▸ AIM
Give only one thing: the number of lines that include the word "ylabel".

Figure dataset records

_ _ _ _

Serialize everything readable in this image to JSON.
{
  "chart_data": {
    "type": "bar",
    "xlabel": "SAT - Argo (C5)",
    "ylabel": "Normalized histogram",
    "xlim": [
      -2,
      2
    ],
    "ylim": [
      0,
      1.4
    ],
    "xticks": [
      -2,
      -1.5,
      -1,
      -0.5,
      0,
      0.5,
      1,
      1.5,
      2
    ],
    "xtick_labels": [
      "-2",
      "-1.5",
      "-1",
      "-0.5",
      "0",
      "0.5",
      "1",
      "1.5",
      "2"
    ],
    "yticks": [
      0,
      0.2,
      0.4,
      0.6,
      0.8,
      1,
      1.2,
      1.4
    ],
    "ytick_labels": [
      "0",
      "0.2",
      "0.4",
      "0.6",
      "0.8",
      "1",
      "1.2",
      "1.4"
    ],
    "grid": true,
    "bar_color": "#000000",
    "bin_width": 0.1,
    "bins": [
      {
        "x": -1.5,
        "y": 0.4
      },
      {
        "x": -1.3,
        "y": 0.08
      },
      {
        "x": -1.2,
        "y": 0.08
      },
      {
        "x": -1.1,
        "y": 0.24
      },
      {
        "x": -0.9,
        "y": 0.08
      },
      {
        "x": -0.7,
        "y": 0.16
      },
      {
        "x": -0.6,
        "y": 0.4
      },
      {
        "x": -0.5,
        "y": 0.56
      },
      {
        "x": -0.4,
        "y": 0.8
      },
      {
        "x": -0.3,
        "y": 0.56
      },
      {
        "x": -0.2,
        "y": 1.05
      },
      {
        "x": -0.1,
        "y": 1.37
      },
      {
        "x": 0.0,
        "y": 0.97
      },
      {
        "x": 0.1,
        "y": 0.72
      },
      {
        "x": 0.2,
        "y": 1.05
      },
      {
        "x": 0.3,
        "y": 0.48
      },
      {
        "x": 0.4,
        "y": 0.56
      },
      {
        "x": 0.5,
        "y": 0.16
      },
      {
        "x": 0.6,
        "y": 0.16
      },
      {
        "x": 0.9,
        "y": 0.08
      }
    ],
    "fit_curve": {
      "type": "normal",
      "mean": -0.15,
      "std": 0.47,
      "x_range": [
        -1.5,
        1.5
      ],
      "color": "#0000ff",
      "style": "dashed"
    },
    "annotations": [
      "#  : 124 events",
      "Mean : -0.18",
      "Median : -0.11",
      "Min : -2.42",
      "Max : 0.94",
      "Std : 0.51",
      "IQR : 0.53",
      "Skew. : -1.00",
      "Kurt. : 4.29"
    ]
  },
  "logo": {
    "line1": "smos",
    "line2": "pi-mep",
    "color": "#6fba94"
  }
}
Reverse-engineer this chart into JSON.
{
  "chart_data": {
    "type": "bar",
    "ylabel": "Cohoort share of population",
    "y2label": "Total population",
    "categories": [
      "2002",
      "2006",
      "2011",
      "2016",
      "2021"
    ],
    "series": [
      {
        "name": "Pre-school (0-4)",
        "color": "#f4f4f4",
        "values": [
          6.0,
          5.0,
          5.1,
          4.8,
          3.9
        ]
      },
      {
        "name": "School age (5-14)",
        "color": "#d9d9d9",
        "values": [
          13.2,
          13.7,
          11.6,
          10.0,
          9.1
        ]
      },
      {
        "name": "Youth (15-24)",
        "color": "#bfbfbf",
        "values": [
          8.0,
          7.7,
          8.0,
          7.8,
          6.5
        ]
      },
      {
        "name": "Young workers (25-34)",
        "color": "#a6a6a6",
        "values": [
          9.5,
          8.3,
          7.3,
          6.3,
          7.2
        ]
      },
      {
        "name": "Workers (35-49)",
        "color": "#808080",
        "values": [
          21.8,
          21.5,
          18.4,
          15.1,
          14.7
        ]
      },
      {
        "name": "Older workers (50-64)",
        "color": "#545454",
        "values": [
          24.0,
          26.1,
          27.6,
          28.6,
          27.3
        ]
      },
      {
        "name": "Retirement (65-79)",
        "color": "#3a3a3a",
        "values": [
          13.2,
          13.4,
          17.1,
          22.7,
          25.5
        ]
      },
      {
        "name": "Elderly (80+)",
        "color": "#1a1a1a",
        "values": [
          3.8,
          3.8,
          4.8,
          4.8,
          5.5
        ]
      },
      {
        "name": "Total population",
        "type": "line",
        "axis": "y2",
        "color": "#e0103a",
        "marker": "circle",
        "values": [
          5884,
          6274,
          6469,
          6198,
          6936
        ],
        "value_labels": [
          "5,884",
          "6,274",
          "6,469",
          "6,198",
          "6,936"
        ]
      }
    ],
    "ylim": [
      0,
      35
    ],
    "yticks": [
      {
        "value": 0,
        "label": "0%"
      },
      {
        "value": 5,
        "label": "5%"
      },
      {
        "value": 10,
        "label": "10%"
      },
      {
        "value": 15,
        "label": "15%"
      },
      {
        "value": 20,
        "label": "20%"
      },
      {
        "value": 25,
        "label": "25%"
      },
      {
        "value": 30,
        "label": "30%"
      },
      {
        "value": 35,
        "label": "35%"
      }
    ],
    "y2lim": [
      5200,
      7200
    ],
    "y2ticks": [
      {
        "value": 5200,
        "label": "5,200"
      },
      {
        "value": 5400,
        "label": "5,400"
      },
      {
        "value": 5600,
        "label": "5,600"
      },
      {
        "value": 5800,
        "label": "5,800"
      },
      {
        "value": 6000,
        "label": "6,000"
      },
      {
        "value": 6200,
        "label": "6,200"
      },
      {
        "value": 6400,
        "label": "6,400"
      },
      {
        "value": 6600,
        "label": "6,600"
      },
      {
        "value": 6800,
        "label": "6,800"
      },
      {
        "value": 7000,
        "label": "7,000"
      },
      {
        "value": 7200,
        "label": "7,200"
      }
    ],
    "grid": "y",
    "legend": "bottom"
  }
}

_ _ _ _

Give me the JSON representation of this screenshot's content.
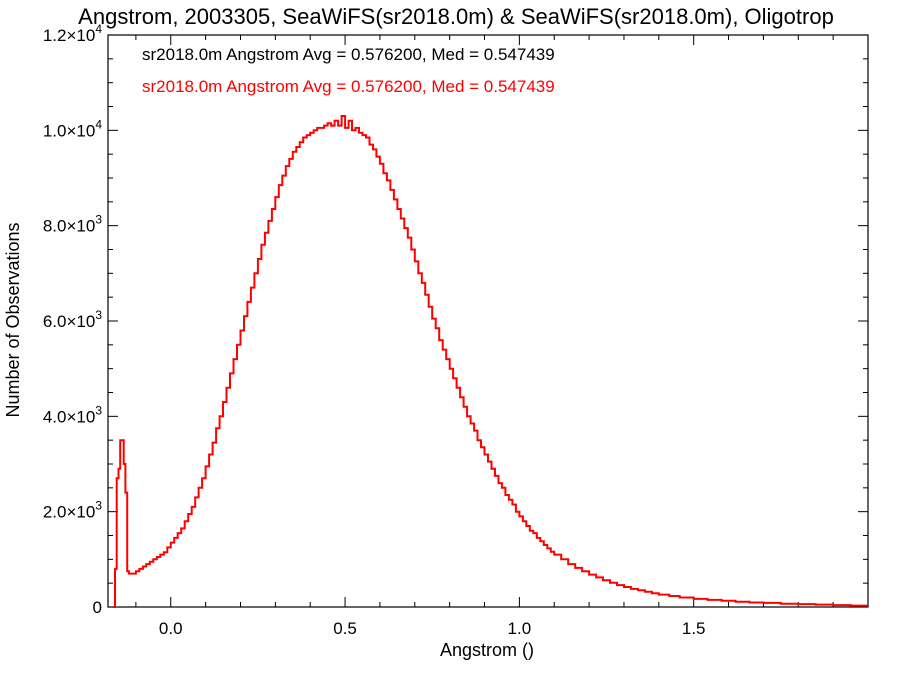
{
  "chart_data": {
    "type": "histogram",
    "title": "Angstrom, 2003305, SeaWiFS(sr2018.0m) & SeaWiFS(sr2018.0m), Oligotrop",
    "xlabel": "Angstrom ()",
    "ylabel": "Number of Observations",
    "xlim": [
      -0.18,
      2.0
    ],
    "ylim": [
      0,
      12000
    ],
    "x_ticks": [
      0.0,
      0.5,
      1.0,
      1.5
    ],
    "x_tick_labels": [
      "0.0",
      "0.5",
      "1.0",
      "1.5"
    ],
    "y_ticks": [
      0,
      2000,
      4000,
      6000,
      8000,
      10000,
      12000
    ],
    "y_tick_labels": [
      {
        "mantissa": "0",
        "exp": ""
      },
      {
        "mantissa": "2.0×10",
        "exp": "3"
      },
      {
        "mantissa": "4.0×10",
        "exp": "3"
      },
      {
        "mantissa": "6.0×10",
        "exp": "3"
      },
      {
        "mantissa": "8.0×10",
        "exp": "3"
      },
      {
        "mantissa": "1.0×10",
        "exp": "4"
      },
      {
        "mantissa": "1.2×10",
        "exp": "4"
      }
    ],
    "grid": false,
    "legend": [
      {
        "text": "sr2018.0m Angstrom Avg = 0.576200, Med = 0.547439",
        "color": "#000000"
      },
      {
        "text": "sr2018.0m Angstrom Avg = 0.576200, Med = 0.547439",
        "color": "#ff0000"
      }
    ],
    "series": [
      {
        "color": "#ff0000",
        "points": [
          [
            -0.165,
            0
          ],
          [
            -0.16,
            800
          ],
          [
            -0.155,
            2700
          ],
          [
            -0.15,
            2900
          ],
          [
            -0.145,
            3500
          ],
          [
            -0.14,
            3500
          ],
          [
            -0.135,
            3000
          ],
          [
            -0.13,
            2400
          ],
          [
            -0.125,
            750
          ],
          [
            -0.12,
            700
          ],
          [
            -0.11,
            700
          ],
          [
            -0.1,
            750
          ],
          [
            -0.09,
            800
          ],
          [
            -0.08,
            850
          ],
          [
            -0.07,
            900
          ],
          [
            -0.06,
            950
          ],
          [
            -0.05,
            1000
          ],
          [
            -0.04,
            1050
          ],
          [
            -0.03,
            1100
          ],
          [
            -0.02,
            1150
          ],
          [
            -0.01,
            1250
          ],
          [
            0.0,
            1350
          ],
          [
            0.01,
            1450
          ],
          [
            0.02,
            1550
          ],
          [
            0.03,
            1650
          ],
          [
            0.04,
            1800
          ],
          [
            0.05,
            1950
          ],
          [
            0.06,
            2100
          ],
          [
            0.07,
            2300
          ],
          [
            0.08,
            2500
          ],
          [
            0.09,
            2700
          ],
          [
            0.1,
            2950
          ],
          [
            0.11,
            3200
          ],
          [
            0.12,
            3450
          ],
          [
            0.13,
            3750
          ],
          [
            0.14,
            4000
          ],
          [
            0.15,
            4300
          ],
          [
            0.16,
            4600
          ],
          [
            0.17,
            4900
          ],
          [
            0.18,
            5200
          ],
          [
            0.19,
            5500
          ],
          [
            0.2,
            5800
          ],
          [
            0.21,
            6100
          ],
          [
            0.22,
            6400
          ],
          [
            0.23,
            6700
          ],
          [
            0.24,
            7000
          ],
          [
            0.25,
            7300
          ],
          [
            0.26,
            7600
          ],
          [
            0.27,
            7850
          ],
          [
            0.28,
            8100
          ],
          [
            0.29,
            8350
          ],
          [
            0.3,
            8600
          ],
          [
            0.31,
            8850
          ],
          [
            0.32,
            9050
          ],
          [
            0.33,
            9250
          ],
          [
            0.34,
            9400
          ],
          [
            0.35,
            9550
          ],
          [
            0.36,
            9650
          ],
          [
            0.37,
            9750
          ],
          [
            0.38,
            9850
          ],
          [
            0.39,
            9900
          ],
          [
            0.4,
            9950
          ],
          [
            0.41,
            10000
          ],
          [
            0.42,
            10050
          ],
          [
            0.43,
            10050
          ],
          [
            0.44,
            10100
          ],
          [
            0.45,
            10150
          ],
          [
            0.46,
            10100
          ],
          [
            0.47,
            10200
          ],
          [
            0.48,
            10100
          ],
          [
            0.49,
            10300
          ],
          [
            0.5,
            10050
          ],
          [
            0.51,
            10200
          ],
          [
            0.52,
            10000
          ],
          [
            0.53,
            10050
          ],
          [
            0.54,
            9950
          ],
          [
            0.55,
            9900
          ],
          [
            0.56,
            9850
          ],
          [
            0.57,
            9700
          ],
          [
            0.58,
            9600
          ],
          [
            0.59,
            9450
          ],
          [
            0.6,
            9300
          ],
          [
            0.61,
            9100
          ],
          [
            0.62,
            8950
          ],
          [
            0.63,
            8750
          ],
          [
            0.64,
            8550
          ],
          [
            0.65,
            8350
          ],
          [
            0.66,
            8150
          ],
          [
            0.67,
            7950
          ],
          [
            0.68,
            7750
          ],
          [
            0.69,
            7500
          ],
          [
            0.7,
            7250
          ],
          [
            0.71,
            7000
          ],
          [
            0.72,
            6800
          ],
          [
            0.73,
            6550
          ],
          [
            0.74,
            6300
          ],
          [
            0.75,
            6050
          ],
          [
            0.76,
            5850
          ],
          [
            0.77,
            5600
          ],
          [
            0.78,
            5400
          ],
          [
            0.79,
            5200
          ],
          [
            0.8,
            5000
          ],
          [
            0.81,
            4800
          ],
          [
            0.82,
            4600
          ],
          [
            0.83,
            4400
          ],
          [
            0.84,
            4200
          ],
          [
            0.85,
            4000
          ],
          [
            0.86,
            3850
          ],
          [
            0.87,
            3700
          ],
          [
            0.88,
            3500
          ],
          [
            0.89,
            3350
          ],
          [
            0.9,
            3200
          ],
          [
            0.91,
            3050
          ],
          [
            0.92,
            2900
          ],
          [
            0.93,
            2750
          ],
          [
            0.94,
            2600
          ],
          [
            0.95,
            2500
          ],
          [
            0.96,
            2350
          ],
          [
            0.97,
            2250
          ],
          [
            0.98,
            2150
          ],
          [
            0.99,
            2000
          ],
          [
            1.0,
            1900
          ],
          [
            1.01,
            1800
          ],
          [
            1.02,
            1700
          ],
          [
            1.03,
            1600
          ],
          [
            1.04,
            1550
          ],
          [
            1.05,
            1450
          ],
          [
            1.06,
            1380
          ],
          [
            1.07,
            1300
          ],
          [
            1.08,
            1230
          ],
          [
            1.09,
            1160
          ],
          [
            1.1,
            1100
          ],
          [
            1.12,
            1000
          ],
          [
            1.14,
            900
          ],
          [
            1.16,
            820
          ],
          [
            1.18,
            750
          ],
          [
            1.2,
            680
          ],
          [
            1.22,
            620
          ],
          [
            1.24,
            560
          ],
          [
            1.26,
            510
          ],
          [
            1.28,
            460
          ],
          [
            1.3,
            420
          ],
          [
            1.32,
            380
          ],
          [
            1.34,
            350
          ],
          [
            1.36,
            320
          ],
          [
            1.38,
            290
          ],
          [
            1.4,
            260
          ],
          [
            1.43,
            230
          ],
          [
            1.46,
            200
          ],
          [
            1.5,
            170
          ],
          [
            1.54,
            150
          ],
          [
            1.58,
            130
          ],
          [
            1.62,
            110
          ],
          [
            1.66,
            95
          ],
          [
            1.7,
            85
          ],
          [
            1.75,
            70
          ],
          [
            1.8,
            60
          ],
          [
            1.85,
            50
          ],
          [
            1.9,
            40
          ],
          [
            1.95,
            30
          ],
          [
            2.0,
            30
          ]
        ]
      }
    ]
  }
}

_ _ _ _

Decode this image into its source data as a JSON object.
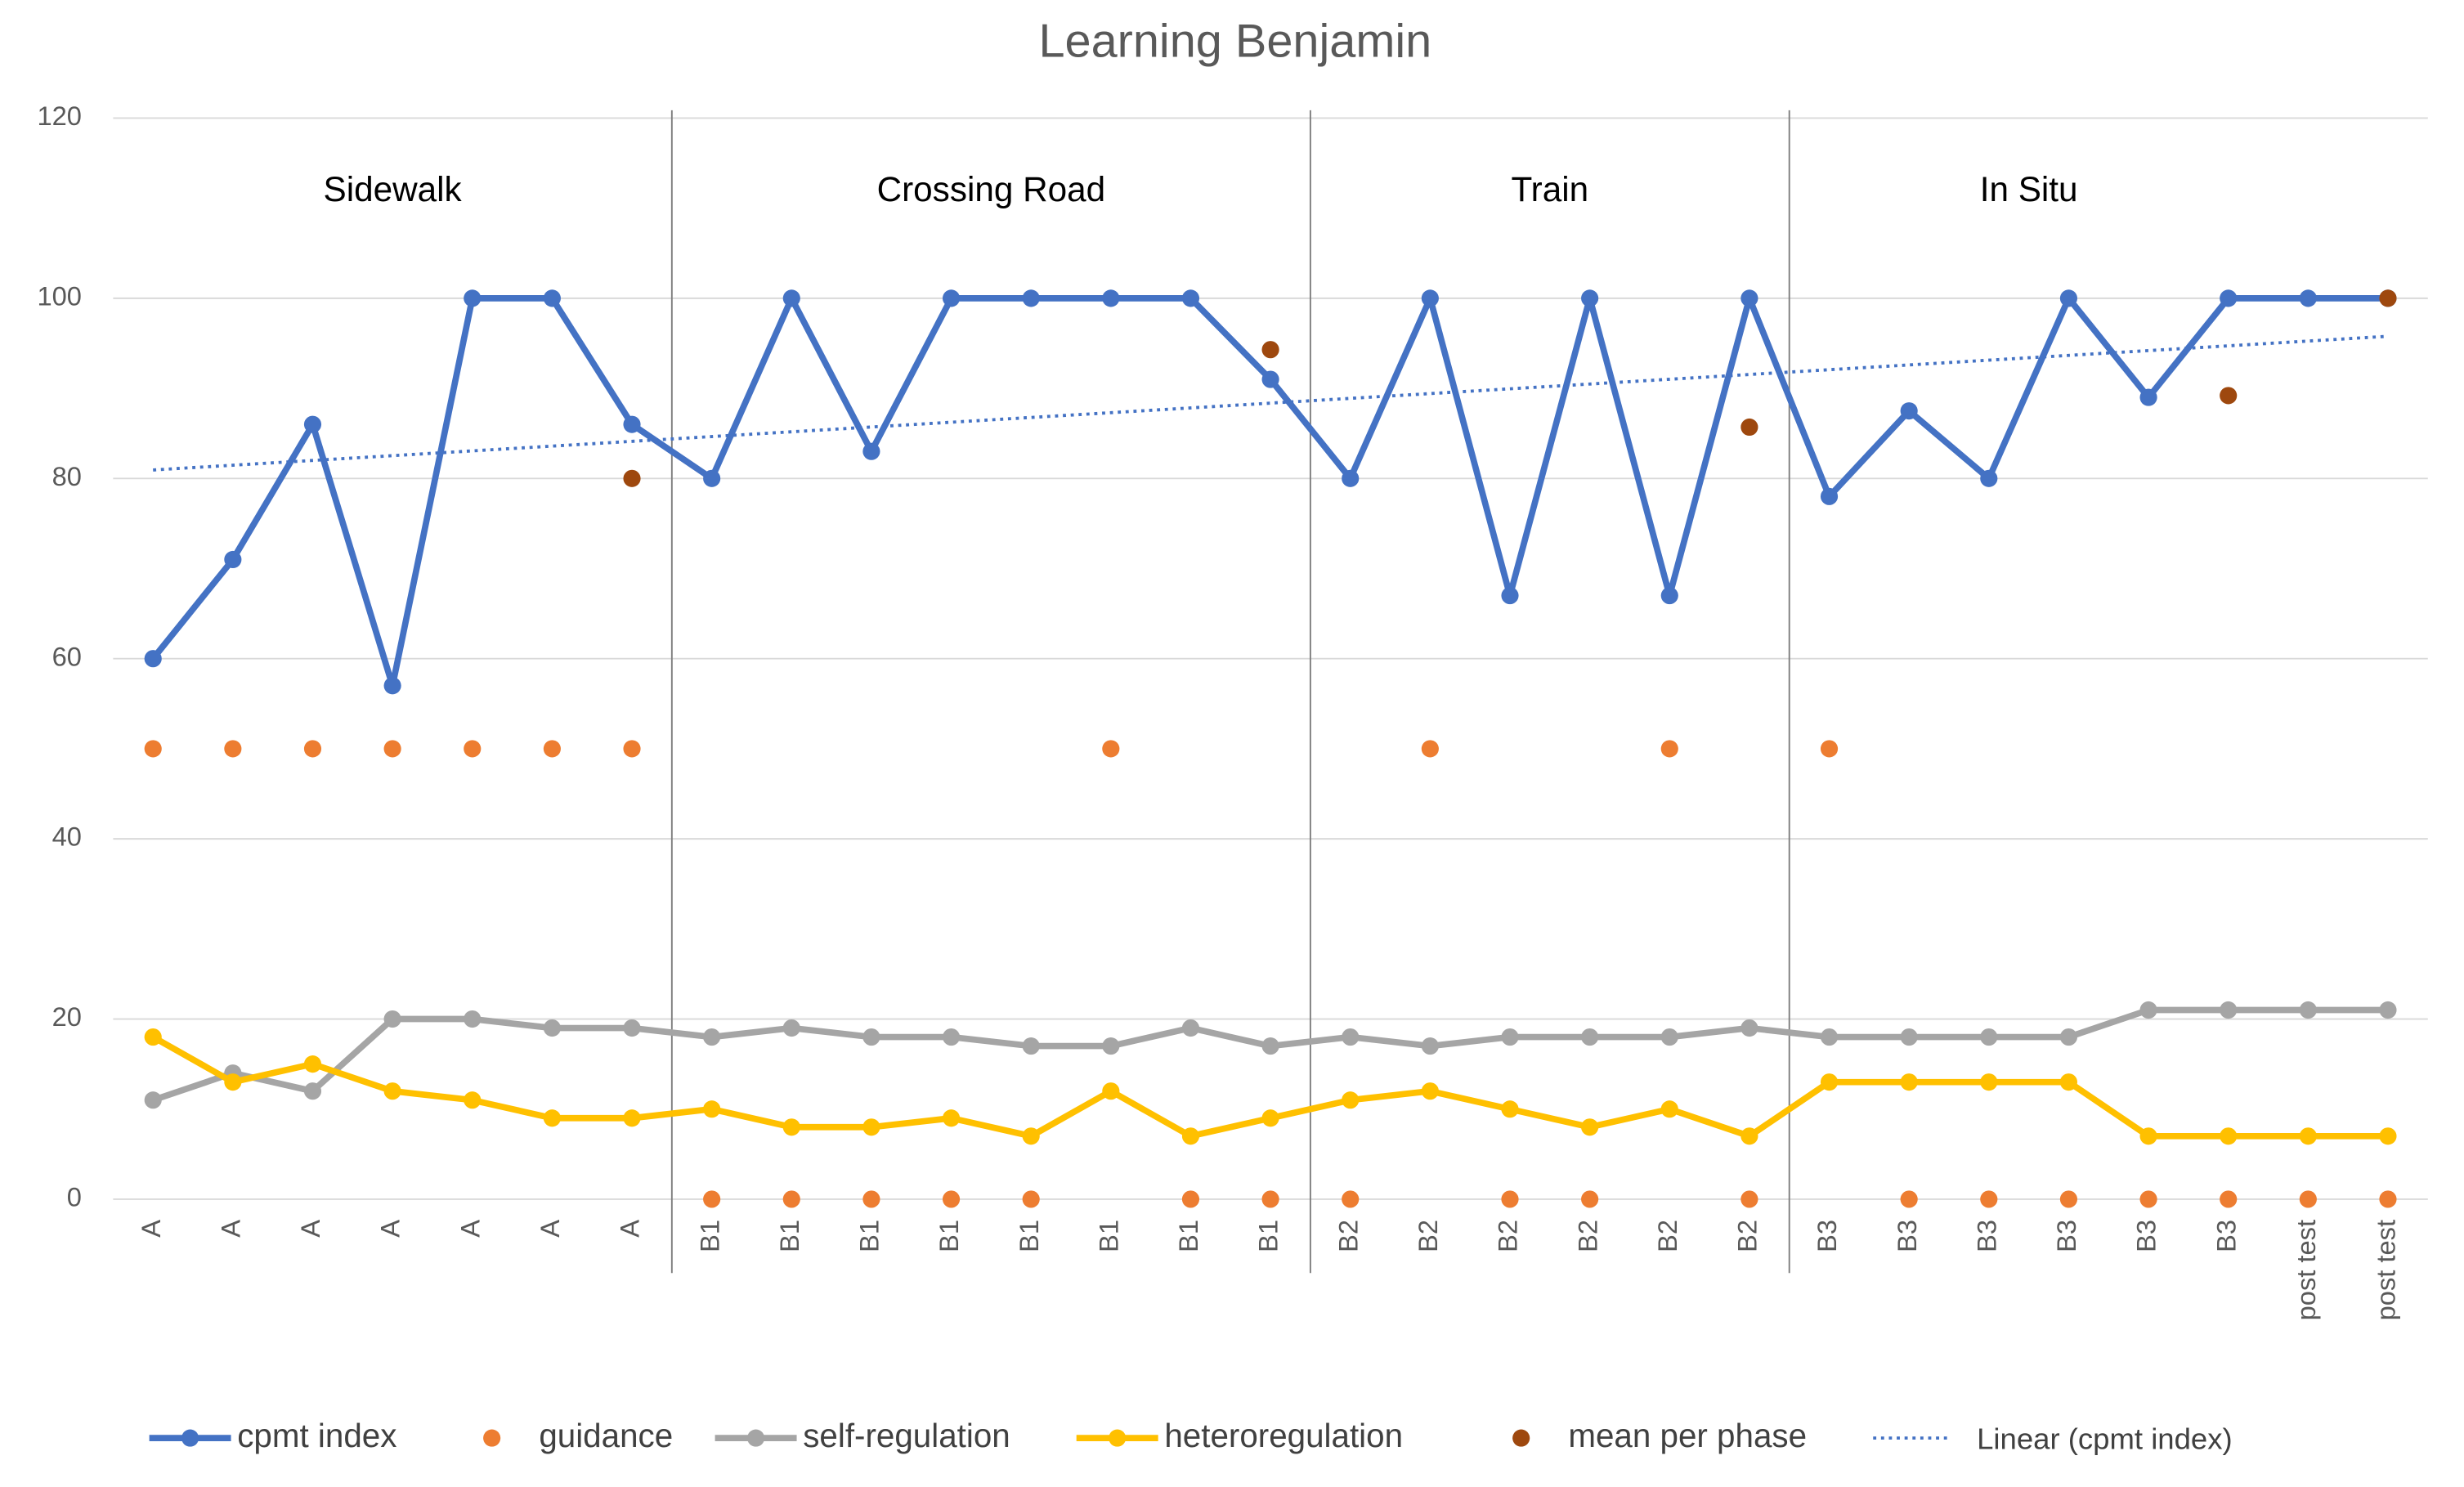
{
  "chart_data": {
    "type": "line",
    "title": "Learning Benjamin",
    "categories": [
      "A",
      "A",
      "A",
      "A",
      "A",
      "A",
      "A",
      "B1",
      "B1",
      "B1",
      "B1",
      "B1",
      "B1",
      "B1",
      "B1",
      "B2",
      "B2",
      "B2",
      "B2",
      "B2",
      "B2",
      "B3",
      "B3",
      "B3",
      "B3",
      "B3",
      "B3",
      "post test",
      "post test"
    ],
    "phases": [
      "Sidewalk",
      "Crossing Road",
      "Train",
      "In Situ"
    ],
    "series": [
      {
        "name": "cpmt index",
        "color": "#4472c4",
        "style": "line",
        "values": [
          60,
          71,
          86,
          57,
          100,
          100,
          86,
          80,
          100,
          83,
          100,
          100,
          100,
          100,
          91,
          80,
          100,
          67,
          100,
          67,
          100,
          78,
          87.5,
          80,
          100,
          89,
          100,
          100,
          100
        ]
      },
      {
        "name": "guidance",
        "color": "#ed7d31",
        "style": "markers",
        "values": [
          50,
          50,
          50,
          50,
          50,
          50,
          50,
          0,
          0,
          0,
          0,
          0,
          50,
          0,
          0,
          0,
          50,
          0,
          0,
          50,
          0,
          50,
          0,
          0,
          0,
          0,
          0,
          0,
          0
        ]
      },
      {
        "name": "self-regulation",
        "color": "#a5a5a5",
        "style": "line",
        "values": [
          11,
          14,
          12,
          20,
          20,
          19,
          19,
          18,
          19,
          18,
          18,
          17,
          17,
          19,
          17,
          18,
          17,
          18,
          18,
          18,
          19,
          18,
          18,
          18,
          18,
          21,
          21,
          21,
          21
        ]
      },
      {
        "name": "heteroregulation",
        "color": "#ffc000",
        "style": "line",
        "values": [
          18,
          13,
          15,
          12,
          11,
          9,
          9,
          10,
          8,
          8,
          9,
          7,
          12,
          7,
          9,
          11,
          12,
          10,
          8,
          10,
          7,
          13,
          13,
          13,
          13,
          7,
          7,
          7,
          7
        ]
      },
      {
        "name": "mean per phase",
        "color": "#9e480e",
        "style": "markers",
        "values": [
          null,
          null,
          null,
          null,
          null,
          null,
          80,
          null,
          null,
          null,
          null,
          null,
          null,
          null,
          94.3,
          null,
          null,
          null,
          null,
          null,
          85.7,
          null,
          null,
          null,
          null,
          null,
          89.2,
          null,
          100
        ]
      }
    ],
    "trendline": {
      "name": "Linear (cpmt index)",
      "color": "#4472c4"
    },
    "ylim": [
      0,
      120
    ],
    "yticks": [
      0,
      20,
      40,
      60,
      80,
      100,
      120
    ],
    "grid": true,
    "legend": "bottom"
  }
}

_ _ _ _

▸ FINISHED TASK
3